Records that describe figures
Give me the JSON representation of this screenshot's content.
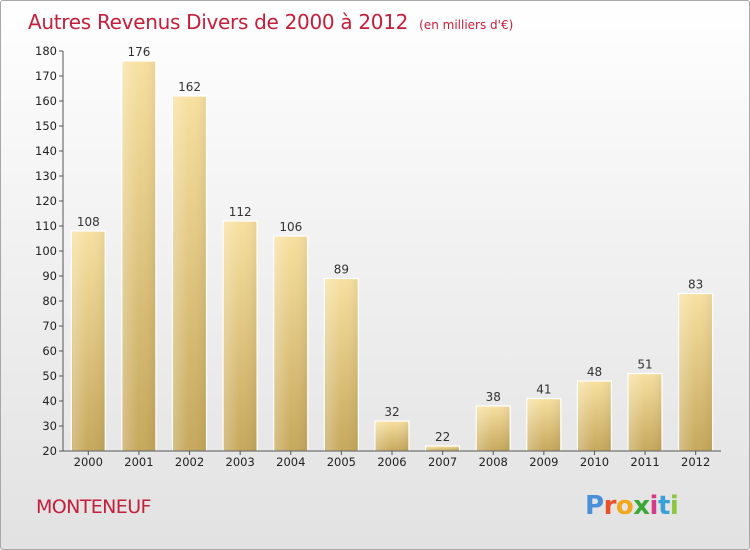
{
  "title": "Autres Revenus Divers de 2000 à 2012",
  "unit": "(en milliers d'€)",
  "commune": "MONTENEUF",
  "logo": {
    "letters": [
      "P",
      "r",
      "o",
      "x",
      "i",
      "t",
      "i"
    ],
    "colors": [
      "#4a90d9",
      "#e8502a",
      "#f2a81d",
      "#3aa935",
      "#d63a8a",
      "#3aa0d8",
      "#8cc63f"
    ]
  },
  "colors": {
    "title": "#c41e3a",
    "bar_top": "#f7e0a0",
    "bar_bottom": "#c6a85c"
  },
  "chart_data": {
    "type": "bar",
    "categories": [
      "2000",
      "2001",
      "2002",
      "2003",
      "2004",
      "2005",
      "2006",
      "2007",
      "2008",
      "2009",
      "2010",
      "2011",
      "2012"
    ],
    "values": [
      108,
      176,
      162,
      112,
      106,
      89,
      32,
      22,
      38,
      41,
      48,
      51,
      83
    ],
    "ylim": [
      20,
      180
    ],
    "yticks": [
      20,
      30,
      40,
      50,
      60,
      70,
      80,
      90,
      100,
      110,
      120,
      130,
      140,
      150,
      160,
      170,
      180
    ],
    "grid": false
  }
}
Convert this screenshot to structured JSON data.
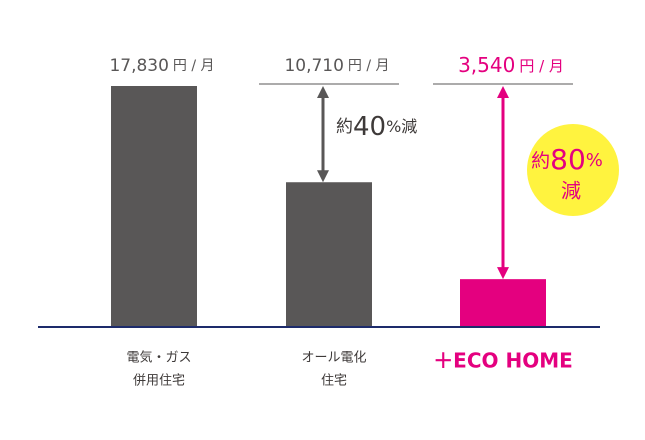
{
  "chart_data": {
    "type": "bar",
    "categories": [
      [
        "電気・ガス",
        "併用住宅"
      ],
      [
        "オール電化",
        "住宅"
      ],
      [
        "＋ECO HOME"
      ]
    ],
    "values": [
      17830,
      10710,
      3540
    ],
    "value_labels": [
      "17,830",
      "10,710",
      "3,540"
    ],
    "unit_label": "円 / 月",
    "colors": [
      "#595757",
      "#595757",
      "#e4007f"
    ],
    "axis_color": "#1d2b6b",
    "annotations": [
      {
        "prefix": "約",
        "number": "40",
        "suffix": "%減",
        "color": "#3e3a39"
      },
      {
        "prefix": "約",
        "number": "80",
        "suffix": "%",
        "line2": "減",
        "color": "#e4007f",
        "badge": "#fff33f"
      }
    ]
  }
}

* **WHAT YOU WILL DO**:
Write the records above out again exactly, with no pictures in your copy.

* **COMPLETED TASK**:
Give me the JSON representation of this screenshot's content.
{
  "title": "Autres Revenus Divers de 2000 à 2012",
  "unit": "(en milliers d'€)",
  "commune": "MONTENEUF",
  "logo": {
    "letters": [
      "P",
      "r",
      "o",
      "x",
      "i",
      "t",
      "i"
    ],
    "colors": [
      "#4a90d9",
      "#e8502a",
      "#f2a81d",
      "#3aa935",
      "#d63a8a",
      "#3aa0d8",
      "#8cc63f"
    ]
  },
  "colors": {
    "title": "#c41e3a",
    "bar_top": "#f7e0a0",
    "bar_bottom": "#c6a85c"
  },
  "chart_data": {
    "type": "bar",
    "categories": [
      "2000",
      "2001",
      "2002",
      "2003",
      "2004",
      "2005",
      "2006",
      "2007",
      "2008",
      "2009",
      "2010",
      "2011",
      "2012"
    ],
    "values": [
      108,
      176,
      162,
      112,
      106,
      89,
      32,
      22,
      38,
      41,
      48,
      51,
      83
    ],
    "ylim": [
      20,
      180
    ],
    "yticks": [
      20,
      30,
      40,
      50,
      60,
      70,
      80,
      90,
      100,
      110,
      120,
      130,
      140,
      150,
      160,
      170,
      180
    ],
    "grid": false
  }
}
Convert this screenshot to structured JSON data.
{
  "chart_data": {
    "type": "bar",
    "categories": [
      [
        "電気・ガス",
        "併用住宅"
      ],
      [
        "オール電化",
        "住宅"
      ],
      [
        "＋ECO HOME"
      ]
    ],
    "values": [
      17830,
      10710,
      3540
    ],
    "value_labels": [
      "17,830",
      "10,710",
      "3,540"
    ],
    "unit_label": "円 / 月",
    "colors": [
      "#595757",
      "#595757",
      "#e4007f"
    ],
    "axis_color": "#1d2b6b",
    "annotations": [
      {
        "prefix": "約",
        "number": "40",
        "suffix": "%減",
        "color": "#3e3a39"
      },
      {
        "prefix": "約",
        "number": "80",
        "suffix": "%",
        "line2": "減",
        "color": "#e4007f",
        "badge": "#fff33f"
      }
    ]
  }
}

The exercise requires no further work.